● **Records that describe figures**
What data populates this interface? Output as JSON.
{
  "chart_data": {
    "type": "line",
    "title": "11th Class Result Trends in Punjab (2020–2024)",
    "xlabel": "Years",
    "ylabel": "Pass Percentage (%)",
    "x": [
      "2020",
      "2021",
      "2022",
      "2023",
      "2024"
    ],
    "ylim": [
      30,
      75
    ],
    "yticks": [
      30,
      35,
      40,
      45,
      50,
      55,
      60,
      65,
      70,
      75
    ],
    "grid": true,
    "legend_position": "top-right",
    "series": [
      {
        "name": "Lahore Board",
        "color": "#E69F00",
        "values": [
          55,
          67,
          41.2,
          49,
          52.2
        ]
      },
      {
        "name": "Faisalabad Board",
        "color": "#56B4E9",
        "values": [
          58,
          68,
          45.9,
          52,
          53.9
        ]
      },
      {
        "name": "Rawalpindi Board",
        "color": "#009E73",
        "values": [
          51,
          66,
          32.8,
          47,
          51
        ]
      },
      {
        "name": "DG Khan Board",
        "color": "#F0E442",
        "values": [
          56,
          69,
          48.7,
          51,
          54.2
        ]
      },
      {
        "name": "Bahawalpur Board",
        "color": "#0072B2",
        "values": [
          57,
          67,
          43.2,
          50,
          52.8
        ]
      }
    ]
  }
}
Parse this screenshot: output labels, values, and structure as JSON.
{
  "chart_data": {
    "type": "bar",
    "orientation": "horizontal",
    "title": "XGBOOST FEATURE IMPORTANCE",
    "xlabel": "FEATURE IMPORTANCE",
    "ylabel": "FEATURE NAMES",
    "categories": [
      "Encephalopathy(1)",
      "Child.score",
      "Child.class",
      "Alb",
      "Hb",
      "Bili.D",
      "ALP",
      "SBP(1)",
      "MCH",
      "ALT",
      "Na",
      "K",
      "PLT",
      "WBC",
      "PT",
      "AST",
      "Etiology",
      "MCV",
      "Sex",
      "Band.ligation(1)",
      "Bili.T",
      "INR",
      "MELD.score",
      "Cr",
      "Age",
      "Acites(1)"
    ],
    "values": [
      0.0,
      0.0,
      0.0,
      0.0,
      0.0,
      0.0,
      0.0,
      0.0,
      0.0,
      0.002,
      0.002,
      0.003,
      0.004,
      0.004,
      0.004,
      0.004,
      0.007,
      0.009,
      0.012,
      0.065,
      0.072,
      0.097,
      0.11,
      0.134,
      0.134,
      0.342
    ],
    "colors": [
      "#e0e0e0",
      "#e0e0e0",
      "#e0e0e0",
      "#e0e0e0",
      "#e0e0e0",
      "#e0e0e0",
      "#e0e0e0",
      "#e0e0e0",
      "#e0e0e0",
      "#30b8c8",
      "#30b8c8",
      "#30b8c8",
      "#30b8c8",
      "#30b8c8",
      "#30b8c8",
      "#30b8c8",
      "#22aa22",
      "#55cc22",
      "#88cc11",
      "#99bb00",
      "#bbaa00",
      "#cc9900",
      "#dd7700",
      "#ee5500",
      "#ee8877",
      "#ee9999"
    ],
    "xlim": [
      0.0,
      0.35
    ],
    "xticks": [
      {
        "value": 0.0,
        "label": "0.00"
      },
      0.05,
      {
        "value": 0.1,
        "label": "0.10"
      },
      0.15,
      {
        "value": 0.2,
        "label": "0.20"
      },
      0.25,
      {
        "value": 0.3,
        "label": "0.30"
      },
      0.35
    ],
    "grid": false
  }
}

● **STATED EXERCISE**
Copy out each line that contains the word "JSON".

● **COMPLETE ANSWER**
What data populates this interface? Output as JSON.
Parse this screenshot: output labels, values, and structure as JSON.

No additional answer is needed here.